(Stored data entries)
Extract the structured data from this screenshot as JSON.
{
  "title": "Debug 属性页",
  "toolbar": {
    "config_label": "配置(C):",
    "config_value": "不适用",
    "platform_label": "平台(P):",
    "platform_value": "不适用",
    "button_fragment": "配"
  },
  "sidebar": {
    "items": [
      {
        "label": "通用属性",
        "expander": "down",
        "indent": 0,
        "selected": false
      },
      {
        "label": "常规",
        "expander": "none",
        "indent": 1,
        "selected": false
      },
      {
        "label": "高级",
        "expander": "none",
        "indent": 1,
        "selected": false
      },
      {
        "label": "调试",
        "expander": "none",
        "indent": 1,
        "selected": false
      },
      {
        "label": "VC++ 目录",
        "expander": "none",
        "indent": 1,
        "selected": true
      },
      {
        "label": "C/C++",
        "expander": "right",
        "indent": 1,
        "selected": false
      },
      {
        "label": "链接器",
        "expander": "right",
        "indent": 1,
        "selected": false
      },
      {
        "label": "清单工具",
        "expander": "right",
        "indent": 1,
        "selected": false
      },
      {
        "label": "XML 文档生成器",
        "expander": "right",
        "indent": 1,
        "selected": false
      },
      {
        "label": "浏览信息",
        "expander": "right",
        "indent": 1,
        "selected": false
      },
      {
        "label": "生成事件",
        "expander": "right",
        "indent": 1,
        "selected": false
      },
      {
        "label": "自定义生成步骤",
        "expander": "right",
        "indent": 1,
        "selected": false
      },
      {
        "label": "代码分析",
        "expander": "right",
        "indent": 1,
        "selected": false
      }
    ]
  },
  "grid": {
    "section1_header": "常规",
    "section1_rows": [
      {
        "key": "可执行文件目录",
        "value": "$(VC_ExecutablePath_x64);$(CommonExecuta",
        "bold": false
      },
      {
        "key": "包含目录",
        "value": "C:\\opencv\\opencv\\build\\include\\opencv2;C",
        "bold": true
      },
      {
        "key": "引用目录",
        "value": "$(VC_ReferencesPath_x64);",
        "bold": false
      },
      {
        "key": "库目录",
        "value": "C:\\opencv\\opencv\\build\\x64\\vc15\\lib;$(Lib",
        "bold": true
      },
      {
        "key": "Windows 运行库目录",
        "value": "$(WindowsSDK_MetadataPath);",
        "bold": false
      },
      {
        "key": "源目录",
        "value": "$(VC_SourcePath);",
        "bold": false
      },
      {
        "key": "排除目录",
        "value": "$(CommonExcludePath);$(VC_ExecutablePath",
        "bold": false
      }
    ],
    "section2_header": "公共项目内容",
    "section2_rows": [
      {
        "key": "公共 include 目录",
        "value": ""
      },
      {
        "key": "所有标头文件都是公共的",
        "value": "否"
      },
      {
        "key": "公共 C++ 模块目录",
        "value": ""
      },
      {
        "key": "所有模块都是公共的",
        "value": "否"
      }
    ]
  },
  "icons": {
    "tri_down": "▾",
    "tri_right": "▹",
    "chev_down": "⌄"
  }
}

**What is expected:** Repeat the material word for word, in full.

**Answer to this exercise:**
Extract the structured data from this screenshot as JSON.
{
  "title": "Debug 属性页",
  "toolbar": {
    "config_label": "配置(C):",
    "config_value": "不适用",
    "platform_label": "平台(P):",
    "platform_value": "不适用",
    "button_fragment": "配"
  },
  "sidebar": {
    "items": [
      {
        "label": "通用属性",
        "expander": "down",
        "indent": 0,
        "selected": false
      },
      {
        "label": "常规",
        "expander": "none",
        "indent": 1,
        "selected": false
      },
      {
        "label": "高级",
        "expander": "none",
        "indent": 1,
        "selected": false
      },
      {
        "label": "调试",
        "expander": "none",
        "indent": 1,
        "selected": false
      },
      {
        "label": "VC++ 目录",
        "expander": "none",
        "indent": 1,
        "selected": true
      },
      {
        "label": "C/C++",
        "expander": "right",
        "indent": 1,
        "selected": false
      },
      {
        "label": "链接器",
        "expander": "right",
        "indent": 1,
        "selected": false
      },
      {
        "label": "清单工具",
        "expander": "right",
        "indent": 1,
        "selected": false
      },
      {
        "label": "XML 文档生成器",
        "expander": "right",
        "indent": 1,
        "selected": false
      },
      {
        "label": "浏览信息",
        "expander": "right",
        "indent": 1,
        "selected": false
      },
      {
        "label": "生成事件",
        "expander": "right",
        "indent": 1,
        "selected": false
      },
      {
        "label": "自定义生成步骤",
        "expander": "right",
        "indent": 1,
        "selected": false
      },
      {
        "label": "代码分析",
        "expander": "right",
        "indent": 1,
        "selected": false
      }
    ]
  },
  "grid": {
    "section1_header": "常规",
    "section1_rows": [
      {
        "key": "可执行文件目录",
        "value": "$(VC_ExecutablePath_x64);$(CommonExecuta",
        "bold": false
      },
      {
        "key": "包含目录",
        "value": "C:\\opencv\\opencv\\build\\include\\opencv2;C",
        "bold": true
      },
      {
        "key": "引用目录",
        "value": "$(VC_ReferencesPath_x64);",
        "bold": false
      },
      {
        "key": "库目录",
        "value": "C:\\opencv\\opencv\\build\\x64\\vc15\\lib;$(Lib",
        "bold": true
      },
      {
        "key": "Windows 运行库目录",
        "value": "$(WindowsSDK_MetadataPath);",
        "bold": false
      },
      {
        "key": "源目录",
        "value": "$(VC_SourcePath);",
        "bold": false
      },
      {
        "key": "排除目录",
        "value": "$(CommonExcludePath);$(VC_ExecutablePath",
        "bold": false
      }
    ],
    "section2_header": "公共项目内容",
    "section2_rows": [
      {
        "key": "公共 include 目录",
        "value": ""
      },
      {
        "key": "所有标头文件都是公共的",
        "value": "否"
      },
      {
        "key": "公共 C++ 模块目录",
        "value": ""
      },
      {
        "key": "所有模块都是公共的",
        "value": "否"
      }
    ]
  },
  "icons": {
    "tri_down": "▾",
    "tri_right": "▹",
    "chev_down": "⌄"
  }
}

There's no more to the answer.